• **Stored rows**:
• • • • • • •

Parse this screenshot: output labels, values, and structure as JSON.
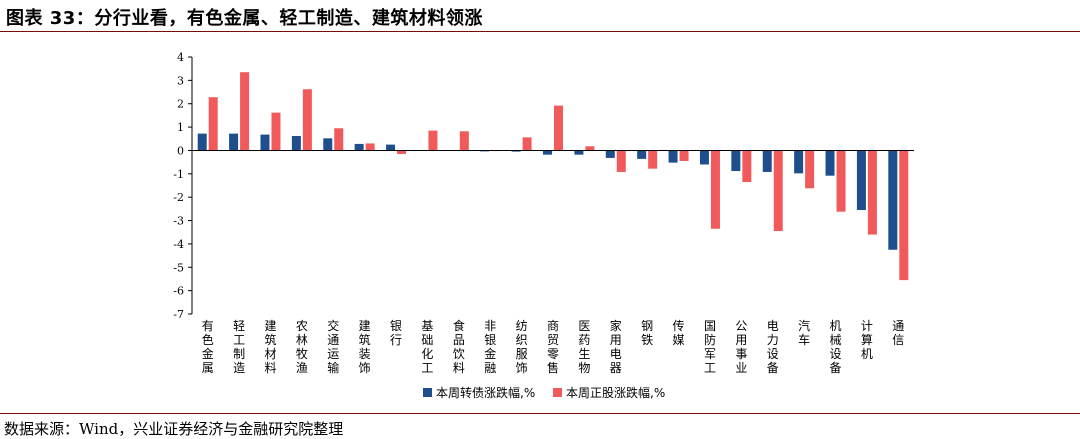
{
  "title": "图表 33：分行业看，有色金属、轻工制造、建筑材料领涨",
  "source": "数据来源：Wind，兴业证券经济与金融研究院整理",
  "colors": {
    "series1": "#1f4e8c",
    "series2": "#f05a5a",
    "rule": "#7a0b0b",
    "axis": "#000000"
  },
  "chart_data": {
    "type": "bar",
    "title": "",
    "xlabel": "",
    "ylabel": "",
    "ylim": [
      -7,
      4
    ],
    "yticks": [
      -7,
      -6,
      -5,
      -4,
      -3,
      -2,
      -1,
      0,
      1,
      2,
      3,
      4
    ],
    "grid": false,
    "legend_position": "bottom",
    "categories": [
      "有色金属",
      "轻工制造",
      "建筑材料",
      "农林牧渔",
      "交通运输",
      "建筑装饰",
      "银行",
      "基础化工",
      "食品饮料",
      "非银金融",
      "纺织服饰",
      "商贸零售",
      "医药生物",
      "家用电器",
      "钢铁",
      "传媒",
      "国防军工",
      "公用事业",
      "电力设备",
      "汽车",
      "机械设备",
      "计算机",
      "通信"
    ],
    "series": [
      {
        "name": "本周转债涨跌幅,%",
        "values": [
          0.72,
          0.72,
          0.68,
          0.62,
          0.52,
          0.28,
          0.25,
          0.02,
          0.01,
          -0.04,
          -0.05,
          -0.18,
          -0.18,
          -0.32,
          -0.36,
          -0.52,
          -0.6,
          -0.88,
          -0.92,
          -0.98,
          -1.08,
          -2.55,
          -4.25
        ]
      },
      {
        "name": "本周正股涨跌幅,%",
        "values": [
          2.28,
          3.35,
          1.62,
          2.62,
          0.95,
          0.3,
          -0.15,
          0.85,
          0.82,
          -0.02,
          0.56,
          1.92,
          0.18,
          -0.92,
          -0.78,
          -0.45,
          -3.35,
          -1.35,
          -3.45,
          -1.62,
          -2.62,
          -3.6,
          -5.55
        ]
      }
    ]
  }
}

• • • • • • •

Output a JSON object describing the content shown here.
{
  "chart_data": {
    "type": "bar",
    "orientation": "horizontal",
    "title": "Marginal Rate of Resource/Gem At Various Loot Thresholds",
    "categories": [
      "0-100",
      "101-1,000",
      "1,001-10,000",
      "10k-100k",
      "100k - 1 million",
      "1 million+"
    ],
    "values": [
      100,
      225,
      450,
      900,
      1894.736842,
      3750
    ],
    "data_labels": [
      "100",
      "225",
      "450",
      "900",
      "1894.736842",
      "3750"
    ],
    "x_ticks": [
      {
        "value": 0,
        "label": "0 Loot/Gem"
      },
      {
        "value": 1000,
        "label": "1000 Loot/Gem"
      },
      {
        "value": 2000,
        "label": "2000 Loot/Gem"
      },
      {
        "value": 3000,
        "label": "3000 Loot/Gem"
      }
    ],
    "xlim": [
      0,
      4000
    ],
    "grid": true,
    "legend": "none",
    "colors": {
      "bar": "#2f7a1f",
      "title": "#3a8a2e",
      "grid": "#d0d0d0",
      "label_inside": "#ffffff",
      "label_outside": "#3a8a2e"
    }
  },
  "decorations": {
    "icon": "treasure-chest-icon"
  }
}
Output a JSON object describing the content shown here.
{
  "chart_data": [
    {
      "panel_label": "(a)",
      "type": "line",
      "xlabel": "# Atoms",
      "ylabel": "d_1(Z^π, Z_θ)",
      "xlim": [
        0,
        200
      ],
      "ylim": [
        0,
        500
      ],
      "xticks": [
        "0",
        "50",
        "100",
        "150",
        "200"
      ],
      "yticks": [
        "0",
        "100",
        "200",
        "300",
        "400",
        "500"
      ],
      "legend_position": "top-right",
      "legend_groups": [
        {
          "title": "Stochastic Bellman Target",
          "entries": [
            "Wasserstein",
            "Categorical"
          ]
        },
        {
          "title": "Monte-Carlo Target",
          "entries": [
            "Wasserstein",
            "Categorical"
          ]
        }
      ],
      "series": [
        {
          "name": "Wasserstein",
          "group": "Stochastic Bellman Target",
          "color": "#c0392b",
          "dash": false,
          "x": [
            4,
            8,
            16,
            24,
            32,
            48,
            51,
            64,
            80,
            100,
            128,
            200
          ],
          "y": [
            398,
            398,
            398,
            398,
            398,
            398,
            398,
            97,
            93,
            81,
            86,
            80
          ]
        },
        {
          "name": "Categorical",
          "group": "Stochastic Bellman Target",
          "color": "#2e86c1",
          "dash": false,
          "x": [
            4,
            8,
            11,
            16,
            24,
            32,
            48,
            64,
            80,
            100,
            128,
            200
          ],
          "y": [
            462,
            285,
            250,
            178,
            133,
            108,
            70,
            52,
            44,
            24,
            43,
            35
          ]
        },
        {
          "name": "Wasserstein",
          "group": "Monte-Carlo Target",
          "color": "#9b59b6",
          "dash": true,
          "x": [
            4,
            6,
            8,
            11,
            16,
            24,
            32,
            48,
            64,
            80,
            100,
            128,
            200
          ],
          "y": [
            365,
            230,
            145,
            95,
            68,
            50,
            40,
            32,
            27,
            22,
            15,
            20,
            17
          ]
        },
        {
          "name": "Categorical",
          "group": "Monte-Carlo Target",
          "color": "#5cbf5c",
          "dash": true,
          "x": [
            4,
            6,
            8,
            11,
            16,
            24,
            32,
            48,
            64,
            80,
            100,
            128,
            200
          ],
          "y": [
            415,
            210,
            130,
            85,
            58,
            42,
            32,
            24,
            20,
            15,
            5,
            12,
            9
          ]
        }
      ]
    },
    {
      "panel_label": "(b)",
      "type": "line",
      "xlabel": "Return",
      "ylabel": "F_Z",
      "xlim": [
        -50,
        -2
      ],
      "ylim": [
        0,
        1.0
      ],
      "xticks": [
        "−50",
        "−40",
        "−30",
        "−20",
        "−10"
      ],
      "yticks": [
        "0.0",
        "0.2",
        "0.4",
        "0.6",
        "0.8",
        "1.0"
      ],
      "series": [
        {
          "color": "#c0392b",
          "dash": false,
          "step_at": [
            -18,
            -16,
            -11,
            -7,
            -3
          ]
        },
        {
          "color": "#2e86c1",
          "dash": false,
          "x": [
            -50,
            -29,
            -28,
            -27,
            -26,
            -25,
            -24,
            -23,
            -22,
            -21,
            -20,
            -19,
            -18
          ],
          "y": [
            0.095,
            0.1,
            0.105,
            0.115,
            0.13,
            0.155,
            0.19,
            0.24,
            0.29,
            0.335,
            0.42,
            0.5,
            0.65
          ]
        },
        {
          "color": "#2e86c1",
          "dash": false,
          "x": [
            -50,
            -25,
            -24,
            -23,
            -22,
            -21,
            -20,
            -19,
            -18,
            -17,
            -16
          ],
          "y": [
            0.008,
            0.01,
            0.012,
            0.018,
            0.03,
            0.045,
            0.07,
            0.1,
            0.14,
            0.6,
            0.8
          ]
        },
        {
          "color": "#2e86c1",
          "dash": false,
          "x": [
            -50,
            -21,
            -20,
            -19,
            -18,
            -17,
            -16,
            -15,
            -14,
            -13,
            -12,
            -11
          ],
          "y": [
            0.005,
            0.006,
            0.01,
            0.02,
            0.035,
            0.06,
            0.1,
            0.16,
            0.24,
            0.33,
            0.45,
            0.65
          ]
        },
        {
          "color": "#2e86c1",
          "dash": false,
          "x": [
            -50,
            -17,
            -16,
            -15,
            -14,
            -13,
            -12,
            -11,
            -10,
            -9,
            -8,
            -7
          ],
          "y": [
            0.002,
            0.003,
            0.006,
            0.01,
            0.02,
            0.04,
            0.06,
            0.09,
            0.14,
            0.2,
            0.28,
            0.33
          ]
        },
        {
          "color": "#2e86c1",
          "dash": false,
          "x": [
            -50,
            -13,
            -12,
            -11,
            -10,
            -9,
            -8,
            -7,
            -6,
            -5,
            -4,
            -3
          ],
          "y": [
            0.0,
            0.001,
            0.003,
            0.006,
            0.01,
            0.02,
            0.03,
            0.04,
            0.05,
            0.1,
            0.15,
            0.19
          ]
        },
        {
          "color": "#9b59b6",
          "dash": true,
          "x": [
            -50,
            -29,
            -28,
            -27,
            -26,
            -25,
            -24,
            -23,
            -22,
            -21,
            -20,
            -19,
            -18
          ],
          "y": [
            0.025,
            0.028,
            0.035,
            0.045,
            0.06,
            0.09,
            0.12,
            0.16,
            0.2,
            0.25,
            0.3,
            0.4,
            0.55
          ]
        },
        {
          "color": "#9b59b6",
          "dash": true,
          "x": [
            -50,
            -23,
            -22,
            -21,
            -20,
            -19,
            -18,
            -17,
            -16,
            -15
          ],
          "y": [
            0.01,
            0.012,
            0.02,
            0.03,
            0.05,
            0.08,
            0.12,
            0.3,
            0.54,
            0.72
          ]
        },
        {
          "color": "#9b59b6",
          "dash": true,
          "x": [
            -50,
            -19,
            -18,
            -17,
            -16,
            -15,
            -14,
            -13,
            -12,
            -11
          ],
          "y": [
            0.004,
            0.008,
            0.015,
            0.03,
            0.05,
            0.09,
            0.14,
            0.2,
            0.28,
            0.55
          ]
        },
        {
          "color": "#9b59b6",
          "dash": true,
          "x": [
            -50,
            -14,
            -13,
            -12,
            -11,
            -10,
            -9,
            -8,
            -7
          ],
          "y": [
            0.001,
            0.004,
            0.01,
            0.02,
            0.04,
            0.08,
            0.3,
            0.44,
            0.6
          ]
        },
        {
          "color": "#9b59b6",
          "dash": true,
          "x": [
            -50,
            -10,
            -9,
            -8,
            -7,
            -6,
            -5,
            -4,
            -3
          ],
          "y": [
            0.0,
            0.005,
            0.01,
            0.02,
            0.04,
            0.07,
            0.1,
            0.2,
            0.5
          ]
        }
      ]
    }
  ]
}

• • • • • • •

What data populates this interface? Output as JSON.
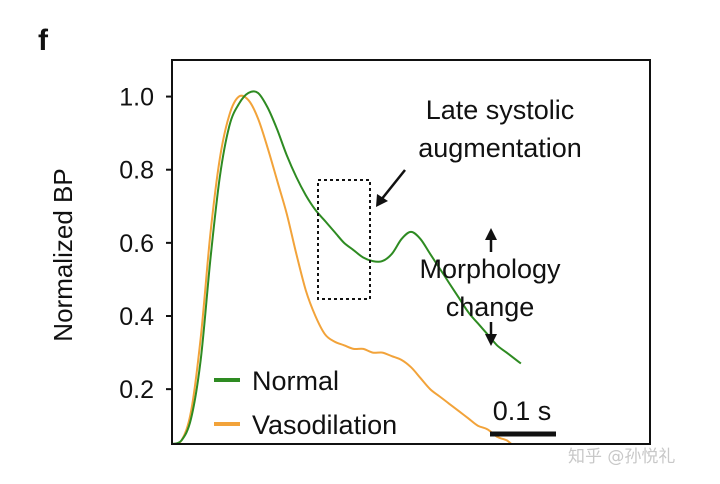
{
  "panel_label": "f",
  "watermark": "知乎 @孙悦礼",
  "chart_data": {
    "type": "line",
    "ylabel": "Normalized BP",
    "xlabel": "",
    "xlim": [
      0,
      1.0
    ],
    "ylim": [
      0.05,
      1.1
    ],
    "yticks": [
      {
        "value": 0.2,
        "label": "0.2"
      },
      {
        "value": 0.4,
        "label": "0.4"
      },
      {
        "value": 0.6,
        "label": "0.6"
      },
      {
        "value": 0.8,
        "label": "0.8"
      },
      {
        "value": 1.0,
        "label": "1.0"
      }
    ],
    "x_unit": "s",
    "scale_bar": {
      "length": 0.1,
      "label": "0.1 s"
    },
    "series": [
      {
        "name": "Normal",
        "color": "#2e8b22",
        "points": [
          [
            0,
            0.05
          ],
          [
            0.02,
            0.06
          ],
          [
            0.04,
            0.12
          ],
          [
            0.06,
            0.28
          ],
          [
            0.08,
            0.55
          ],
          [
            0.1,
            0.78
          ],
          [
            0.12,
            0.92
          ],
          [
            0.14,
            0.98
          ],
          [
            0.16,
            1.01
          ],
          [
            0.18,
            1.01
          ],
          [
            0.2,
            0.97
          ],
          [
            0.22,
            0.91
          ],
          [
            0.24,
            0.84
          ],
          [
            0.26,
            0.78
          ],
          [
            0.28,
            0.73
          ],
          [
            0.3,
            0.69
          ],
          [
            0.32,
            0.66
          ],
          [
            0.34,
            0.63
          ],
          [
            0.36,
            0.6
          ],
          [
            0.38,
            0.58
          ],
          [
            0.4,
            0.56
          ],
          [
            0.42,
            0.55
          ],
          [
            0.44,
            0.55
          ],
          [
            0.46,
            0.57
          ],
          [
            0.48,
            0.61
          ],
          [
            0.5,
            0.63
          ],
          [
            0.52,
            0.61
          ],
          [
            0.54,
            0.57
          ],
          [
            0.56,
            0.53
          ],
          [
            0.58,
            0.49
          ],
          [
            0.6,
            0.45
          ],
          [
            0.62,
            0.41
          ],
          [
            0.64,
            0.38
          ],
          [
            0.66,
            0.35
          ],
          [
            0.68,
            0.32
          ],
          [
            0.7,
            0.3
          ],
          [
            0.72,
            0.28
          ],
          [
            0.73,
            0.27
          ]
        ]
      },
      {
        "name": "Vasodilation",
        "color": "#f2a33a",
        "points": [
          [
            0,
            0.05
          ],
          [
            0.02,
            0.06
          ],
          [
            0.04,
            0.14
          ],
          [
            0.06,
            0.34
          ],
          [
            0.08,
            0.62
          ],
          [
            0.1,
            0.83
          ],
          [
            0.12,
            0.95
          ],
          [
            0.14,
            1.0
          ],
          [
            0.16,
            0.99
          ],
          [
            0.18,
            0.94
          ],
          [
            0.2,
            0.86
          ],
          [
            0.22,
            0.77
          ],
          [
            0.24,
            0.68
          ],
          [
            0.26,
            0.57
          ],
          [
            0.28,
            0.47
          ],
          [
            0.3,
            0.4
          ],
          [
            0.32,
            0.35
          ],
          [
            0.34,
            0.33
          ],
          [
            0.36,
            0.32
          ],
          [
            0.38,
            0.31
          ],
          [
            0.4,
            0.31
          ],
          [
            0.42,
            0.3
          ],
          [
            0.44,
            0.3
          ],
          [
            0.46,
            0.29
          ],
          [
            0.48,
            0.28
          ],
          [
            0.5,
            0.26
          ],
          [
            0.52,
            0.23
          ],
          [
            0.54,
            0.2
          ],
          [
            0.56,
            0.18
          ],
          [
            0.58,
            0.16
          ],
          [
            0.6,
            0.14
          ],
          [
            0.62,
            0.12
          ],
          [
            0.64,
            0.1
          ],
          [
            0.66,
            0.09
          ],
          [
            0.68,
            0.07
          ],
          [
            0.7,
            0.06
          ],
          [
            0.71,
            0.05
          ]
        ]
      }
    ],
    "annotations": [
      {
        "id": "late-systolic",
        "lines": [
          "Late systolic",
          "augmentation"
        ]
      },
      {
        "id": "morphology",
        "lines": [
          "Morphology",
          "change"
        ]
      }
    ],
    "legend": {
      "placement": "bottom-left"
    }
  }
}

• • • • • • •

• **Request**:
Which lines hold the word "JSON"? Show each one.

• **Written solution**:
Parse this screenshot: output labels, values, and structure as JSON.
Output a JSON object describing the content shown here.
Output a JSON object describing the content shown here.
What data populates this interface? Output as JSON.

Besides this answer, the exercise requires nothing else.